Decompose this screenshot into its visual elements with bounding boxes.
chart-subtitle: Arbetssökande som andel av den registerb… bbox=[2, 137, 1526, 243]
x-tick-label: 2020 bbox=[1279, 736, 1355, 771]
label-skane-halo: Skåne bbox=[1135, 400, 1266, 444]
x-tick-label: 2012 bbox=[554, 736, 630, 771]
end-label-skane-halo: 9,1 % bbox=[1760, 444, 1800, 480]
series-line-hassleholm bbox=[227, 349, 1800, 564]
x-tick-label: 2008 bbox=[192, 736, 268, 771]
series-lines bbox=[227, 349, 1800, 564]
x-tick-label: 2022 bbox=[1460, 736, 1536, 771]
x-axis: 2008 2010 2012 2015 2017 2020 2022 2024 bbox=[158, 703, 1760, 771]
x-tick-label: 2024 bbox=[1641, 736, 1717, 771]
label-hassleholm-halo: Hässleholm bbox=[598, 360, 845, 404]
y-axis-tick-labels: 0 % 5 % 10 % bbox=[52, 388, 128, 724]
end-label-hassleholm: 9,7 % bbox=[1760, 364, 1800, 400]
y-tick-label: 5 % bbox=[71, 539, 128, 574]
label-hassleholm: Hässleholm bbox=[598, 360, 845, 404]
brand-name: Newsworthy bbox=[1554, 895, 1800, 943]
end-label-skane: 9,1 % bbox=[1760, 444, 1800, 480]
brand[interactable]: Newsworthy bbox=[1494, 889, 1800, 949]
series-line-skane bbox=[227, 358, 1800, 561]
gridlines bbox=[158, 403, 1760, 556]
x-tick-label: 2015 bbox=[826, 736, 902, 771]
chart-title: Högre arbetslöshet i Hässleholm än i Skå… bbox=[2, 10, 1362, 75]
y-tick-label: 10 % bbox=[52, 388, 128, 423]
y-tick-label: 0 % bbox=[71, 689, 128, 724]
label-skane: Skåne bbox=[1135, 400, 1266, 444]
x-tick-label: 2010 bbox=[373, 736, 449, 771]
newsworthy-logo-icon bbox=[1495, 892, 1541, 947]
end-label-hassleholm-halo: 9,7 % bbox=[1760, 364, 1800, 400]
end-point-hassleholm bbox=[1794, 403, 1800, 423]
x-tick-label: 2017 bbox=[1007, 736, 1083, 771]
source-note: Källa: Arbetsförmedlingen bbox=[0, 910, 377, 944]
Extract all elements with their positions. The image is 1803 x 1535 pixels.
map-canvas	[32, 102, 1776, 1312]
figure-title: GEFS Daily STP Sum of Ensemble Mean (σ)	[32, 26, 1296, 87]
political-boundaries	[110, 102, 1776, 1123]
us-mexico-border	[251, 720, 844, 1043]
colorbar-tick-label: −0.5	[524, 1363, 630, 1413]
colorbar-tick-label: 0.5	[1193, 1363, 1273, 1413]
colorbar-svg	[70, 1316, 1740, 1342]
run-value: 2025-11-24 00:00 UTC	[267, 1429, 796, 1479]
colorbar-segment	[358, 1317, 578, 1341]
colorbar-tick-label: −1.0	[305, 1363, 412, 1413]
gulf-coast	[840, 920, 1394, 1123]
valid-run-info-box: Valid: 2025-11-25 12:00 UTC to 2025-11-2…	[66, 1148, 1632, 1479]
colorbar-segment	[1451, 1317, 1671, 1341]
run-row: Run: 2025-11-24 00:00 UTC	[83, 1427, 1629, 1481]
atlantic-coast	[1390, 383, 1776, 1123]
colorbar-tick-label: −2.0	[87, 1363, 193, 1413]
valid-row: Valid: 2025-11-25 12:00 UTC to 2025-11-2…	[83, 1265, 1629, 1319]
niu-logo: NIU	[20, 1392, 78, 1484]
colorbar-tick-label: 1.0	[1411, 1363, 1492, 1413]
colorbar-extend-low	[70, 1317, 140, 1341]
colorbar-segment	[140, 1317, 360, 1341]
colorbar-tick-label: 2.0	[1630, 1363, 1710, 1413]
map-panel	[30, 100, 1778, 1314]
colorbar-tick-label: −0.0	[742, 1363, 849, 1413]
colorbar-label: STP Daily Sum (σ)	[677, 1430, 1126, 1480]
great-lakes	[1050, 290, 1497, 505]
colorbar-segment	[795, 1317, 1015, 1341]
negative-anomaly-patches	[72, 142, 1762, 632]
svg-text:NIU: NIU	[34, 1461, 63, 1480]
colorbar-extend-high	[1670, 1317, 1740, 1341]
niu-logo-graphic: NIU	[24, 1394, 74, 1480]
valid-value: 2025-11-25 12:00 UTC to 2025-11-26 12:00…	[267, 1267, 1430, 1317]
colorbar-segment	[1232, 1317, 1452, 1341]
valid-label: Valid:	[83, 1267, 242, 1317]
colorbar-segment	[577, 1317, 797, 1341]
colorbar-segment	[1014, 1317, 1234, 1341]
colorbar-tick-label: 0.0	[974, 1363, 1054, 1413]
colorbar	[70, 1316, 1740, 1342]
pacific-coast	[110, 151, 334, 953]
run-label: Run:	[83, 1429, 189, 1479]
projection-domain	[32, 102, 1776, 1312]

Stated goal → Pull out every line in the items above that contains the string "valid" and copy each one unchanged.

Solution below →
valid-run-info-box: Valid: 2025-11-25 12:00 UTC to 2025-11-2…	[66, 1148, 1632, 1479]
valid-row: Valid: 2025-11-25 12:00 UTC to 2025-11-2…	[83, 1265, 1629, 1319]
valid-value: 2025-11-25 12:00 UTC to 2025-11-26 12:00…	[267, 1267, 1430, 1317]
valid-label: Valid:	[83, 1267, 242, 1317]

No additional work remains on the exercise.